» **WORK TO BE COMPLETED**: Write out all the lines again, precisely as they stand, but without the images.

» **A block of data**:

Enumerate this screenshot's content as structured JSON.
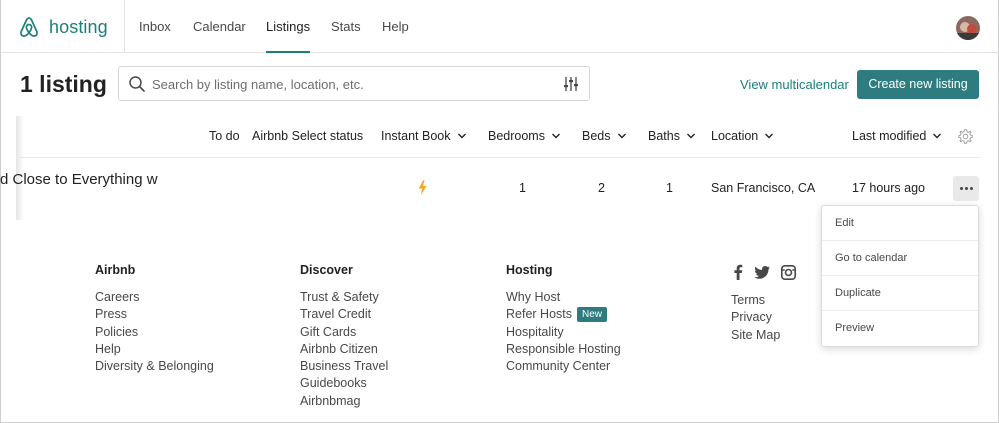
{
  "nav": {
    "brand": "hosting",
    "tabs": [
      {
        "label": "Inbox"
      },
      {
        "label": "Calendar"
      },
      {
        "label": "Listings"
      },
      {
        "label": "Stats"
      },
      {
        "label": "Help"
      }
    ],
    "active_tab": "Listings"
  },
  "header": {
    "title": "1 listing",
    "search_placeholder": "Search by listing name, location, etc.",
    "multicalendar_link": "View multicalendar",
    "create_button": "Create new listing"
  },
  "table": {
    "columns": [
      {
        "label": "To do",
        "dropdown": false
      },
      {
        "label": "Airbnb Select status",
        "dropdown": false
      },
      {
        "label": "Instant Book",
        "dropdown": true
      },
      {
        "label": "Bedrooms",
        "dropdown": true
      },
      {
        "label": "Beds",
        "dropdown": true
      },
      {
        "label": "Baths",
        "dropdown": true
      },
      {
        "label": "Location",
        "dropdown": true
      },
      {
        "label": "Last modified",
        "dropdown": true
      }
    ],
    "rows": [
      {
        "title": "d Close to Everything w",
        "instant_book": true,
        "bedrooms": "1",
        "beds": "2",
        "baths": "1",
        "location": "San Francisco, CA",
        "last_modified": "17 hours ago"
      }
    ]
  },
  "row_menu": {
    "items": [
      "Edit",
      "Go to calendar",
      "Duplicate",
      "Preview"
    ]
  },
  "footer": {
    "airbnb": {
      "heading": "Airbnb",
      "links": [
        "Careers",
        "Press",
        "Policies",
        "Help",
        "Diversity & Belonging"
      ]
    },
    "discover": {
      "heading": "Discover",
      "links": [
        "Trust & Safety",
        "Travel Credit",
        "Gift Cards",
        "Airbnb Citizen",
        "Business Travel",
        "Guidebooks",
        "Airbnbmag"
      ]
    },
    "hosting": {
      "heading": "Hosting",
      "links": [
        "Why Host",
        "Refer Hosts",
        "Hospitality",
        "Responsible Hosting",
        "Community Center"
      ],
      "new_badge": "New"
    },
    "legal": {
      "links": [
        "Terms",
        "Privacy",
        "Site Map"
      ]
    },
    "social_icons": [
      "facebook-icon",
      "twitter-icon",
      "instagram-icon"
    ]
  },
  "colors": {
    "brand": "#1b7f7a",
    "button": "#2f7c80",
    "instant_book": "#f5a623"
  }
}
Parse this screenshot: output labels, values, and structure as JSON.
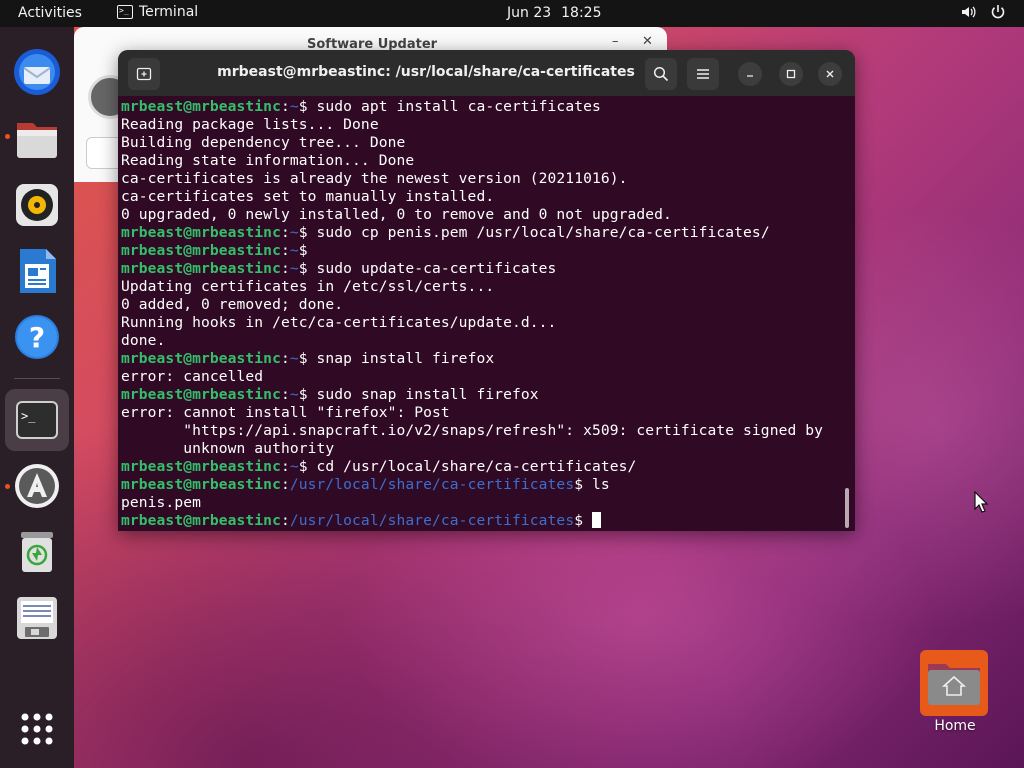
{
  "topbar": {
    "activities": "Activities",
    "app_name": "Terminal",
    "app_icon_glyph": ">_",
    "date": "Jun 23",
    "time": "18:25",
    "volume_icon": "volume-icon",
    "power_icon": "power-icon"
  },
  "dock": {
    "items": [
      {
        "name": "thunderbird",
        "icon": "thunderbird-icon",
        "running": false
      },
      {
        "name": "files",
        "icon": "files-icon",
        "running": true
      },
      {
        "name": "rhythmbox",
        "icon": "rhythmbox-icon",
        "running": false
      },
      {
        "name": "libreoffice-writer",
        "icon": "writer-icon",
        "running": false
      },
      {
        "name": "help",
        "icon": "help-icon",
        "running": false
      },
      {
        "name": "terminal",
        "icon": "terminal-icon",
        "running": true
      },
      {
        "name": "software",
        "icon": "software-icon",
        "running": true
      },
      {
        "name": "trash",
        "icon": "trash-icon",
        "running": false
      },
      {
        "name": "disk",
        "icon": "disk-icon",
        "running": false
      },
      {
        "name": "show-apps",
        "icon": "grid-icon",
        "running": false
      }
    ]
  },
  "updater": {
    "title": "Software Updater",
    "minimize": "–",
    "close": "✕"
  },
  "terminal": {
    "title": "mrbeast@mrbeastinc: /usr/local/share/ca-certificates",
    "prompt_user": "mrbeast@mrbeastinc",
    "lines": [
      {
        "type": "prompt",
        "path": "~",
        "cmd": "sudo apt install ca-certificates"
      },
      {
        "type": "out",
        "text": "Reading package lists... Done"
      },
      {
        "type": "out",
        "text": "Building dependency tree... Done"
      },
      {
        "type": "out",
        "text": "Reading state information... Done"
      },
      {
        "type": "out",
        "text": "ca-certificates is already the newest version (20211016)."
      },
      {
        "type": "out",
        "text": "ca-certificates set to manually installed."
      },
      {
        "type": "out",
        "text": "0 upgraded, 0 newly installed, 0 to remove and 0 not upgraded."
      },
      {
        "type": "prompt",
        "path": "~",
        "cmd": "sudo cp penis.pem /usr/local/share/ca-certificates/"
      },
      {
        "type": "prompt",
        "path": "~",
        "cmd": ""
      },
      {
        "type": "prompt",
        "path": "~",
        "cmd": "sudo update-ca-certificates"
      },
      {
        "type": "out",
        "text": "Updating certificates in /etc/ssl/certs..."
      },
      {
        "type": "out",
        "text": "0 added, 0 removed; done."
      },
      {
        "type": "out",
        "text": "Running hooks in /etc/ca-certificates/update.d..."
      },
      {
        "type": "out",
        "text": "done."
      },
      {
        "type": "prompt",
        "path": "~",
        "cmd": "snap install firefox"
      },
      {
        "type": "out",
        "text": "error: cancelled"
      },
      {
        "type": "prompt",
        "path": "~",
        "cmd": "sudo snap install firefox"
      },
      {
        "type": "out",
        "text": "error: cannot install \"firefox\": Post"
      },
      {
        "type": "out",
        "text": "       \"https://api.snapcraft.io/v2/snaps/refresh\": x509: certificate signed by"
      },
      {
        "type": "out",
        "text": "       unknown authority"
      },
      {
        "type": "prompt",
        "path": "~",
        "cmd": "cd /usr/local/share/ca-certificates/"
      },
      {
        "type": "prompt",
        "path": "/usr/local/share/ca-certificates",
        "cmd": "ls"
      },
      {
        "type": "out",
        "text": "penis.pem"
      },
      {
        "type": "prompt",
        "path": "/usr/local/share/ca-certificates",
        "cmd": "",
        "cursor": true
      }
    ]
  },
  "desktop": {
    "home_label": "Home"
  }
}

» **EXERCISE ANSWER**:
Enumerate this screenshot's content as structured JSON.
{
  "nav": {
    "brand": "hosting",
    "tabs": [
      {
        "label": "Inbox"
      },
      {
        "label": "Calendar"
      },
      {
        "label": "Listings"
      },
      {
        "label": "Stats"
      },
      {
        "label": "Help"
      }
    ],
    "active_tab": "Listings"
  },
  "header": {
    "title": "1 listing",
    "search_placeholder": "Search by listing name, location, etc.",
    "multicalendar_link": "View multicalendar",
    "create_button": "Create new listing"
  },
  "table": {
    "columns": [
      {
        "label": "To do",
        "dropdown": false
      },
      {
        "label": "Airbnb Select status",
        "dropdown": false
      },
      {
        "label": "Instant Book",
        "dropdown": true
      },
      {
        "label": "Bedrooms",
        "dropdown": true
      },
      {
        "label": "Beds",
        "dropdown": true
      },
      {
        "label": "Baths",
        "dropdown": true
      },
      {
        "label": "Location",
        "dropdown": true
      },
      {
        "label": "Last modified",
        "dropdown": true
      }
    ],
    "rows": [
      {
        "title": "d Close to Everything w",
        "instant_book": true,
        "bedrooms": "1",
        "beds": "2",
        "baths": "1",
        "location": "San Francisco, CA",
        "last_modified": "17 hours ago"
      }
    ]
  },
  "row_menu": {
    "items": [
      "Edit",
      "Go to calendar",
      "Duplicate",
      "Preview"
    ]
  },
  "footer": {
    "airbnb": {
      "heading": "Airbnb",
      "links": [
        "Careers",
        "Press",
        "Policies",
        "Help",
        "Diversity & Belonging"
      ]
    },
    "discover": {
      "heading": "Discover",
      "links": [
        "Trust & Safety",
        "Travel Credit",
        "Gift Cards",
        "Airbnb Citizen",
        "Business Travel",
        "Guidebooks",
        "Airbnbmag"
      ]
    },
    "hosting": {
      "heading": "Hosting",
      "links": [
        "Why Host",
        "Refer Hosts",
        "Hospitality",
        "Responsible Hosting",
        "Community Center"
      ],
      "new_badge": "New"
    },
    "legal": {
      "links": [
        "Terms",
        "Privacy",
        "Site Map"
      ]
    },
    "social_icons": [
      "facebook-icon",
      "twitter-icon",
      "instagram-icon"
    ]
  },
  "colors": {
    "brand": "#1b7f7a",
    "button": "#2f7c80",
    "instant_book": "#f5a623"
  }
}
Parse this screenshot: output labels, values, and structure as JSON.
{
  "topbar": {
    "activities": "Activities",
    "app_name": "Terminal",
    "app_icon_glyph": ">_",
    "date": "Jun 23",
    "time": "18:25",
    "volume_icon": "volume-icon",
    "power_icon": "power-icon"
  },
  "dock": {
    "items": [
      {
        "name": "thunderbird",
        "icon": "thunderbird-icon",
        "running": false
      },
      {
        "name": "files",
        "icon": "files-icon",
        "running": true
      },
      {
        "name": "rhythmbox",
        "icon": "rhythmbox-icon",
        "running": false
      },
      {
        "name": "libreoffice-writer",
        "icon": "writer-icon",
        "running": false
      },
      {
        "name": "help",
        "icon": "help-icon",
        "running": false
      },
      {
        "name": "terminal",
        "icon": "terminal-icon",
        "running": true
      },
      {
        "name": "software",
        "icon": "software-icon",
        "running": true
      },
      {
        "name": "trash",
        "icon": "trash-icon",
        "running": false
      },
      {
        "name": "disk",
        "icon": "disk-icon",
        "running": false
      },
      {
        "name": "show-apps",
        "icon": "grid-icon",
        "running": false
      }
    ]
  },
  "updater": {
    "title": "Software Updater",
    "minimize": "–",
    "close": "✕"
  },
  "terminal": {
    "title": "mrbeast@mrbeastinc: /usr/local/share/ca-certificates",
    "prompt_user": "mrbeast@mrbeastinc",
    "lines": [
      {
        "type": "prompt",
        "path": "~",
        "cmd": "sudo apt install ca-certificates"
      },
      {
        "type": "out",
        "text": "Reading package lists... Done"
      },
      {
        "type": "out",
        "text": "Building dependency tree... Done"
      },
      {
        "type": "out",
        "text": "Reading state information... Done"
      },
      {
        "type": "out",
        "text": "ca-certificates is already the newest version (20211016)."
      },
      {
        "type": "out",
        "text": "ca-certificates set to manually installed."
      },
      {
        "type": "out",
        "text": "0 upgraded, 0 newly installed, 0 to remove and 0 not upgraded."
      },
      {
        "type": "prompt",
        "path": "~",
        "cmd": "sudo cp penis.pem /usr/local/share/ca-certificates/"
      },
      {
        "type": "prompt",
        "path": "~",
        "cmd": ""
      },
      {
        "type": "prompt",
        "path": "~",
        "cmd": "sudo update-ca-certificates"
      },
      {
        "type": "out",
        "text": "Updating certificates in /etc/ssl/certs..."
      },
      {
        "type": "out",
        "text": "0 added, 0 removed; done."
      },
      {
        "type": "out",
        "text": "Running hooks in /etc/ca-certificates/update.d..."
      },
      {
        "type": "out",
        "text": "done."
      },
      {
        "type": "prompt",
        "path": "~",
        "cmd": "snap install firefox"
      },
      {
        "type": "out",
        "text": "error: cancelled"
      },
      {
        "type": "prompt",
        "path": "~",
        "cmd": "sudo snap install firefox"
      },
      {
        "type": "out",
        "text": "error: cannot install \"firefox\": Post"
      },
      {
        "type": "out",
        "text": "       \"https://api.snapcraft.io/v2/snaps/refresh\": x509: certificate signed by"
      },
      {
        "type": "out",
        "text": "       unknown authority"
      },
      {
        "type": "prompt",
        "path": "~",
        "cmd": "cd /usr/local/share/ca-certificates/"
      },
      {
        "type": "prompt",
        "path": "/usr/local/share/ca-certificates",
        "cmd": "ls"
      },
      {
        "type": "out",
        "text": "penis.pem"
      },
      {
        "type": "prompt",
        "path": "/usr/local/share/ca-certificates",
        "cmd": "",
        "cursor": true
      }
    ]
  },
  "desktop": {
    "home_label": "Home"
  }
}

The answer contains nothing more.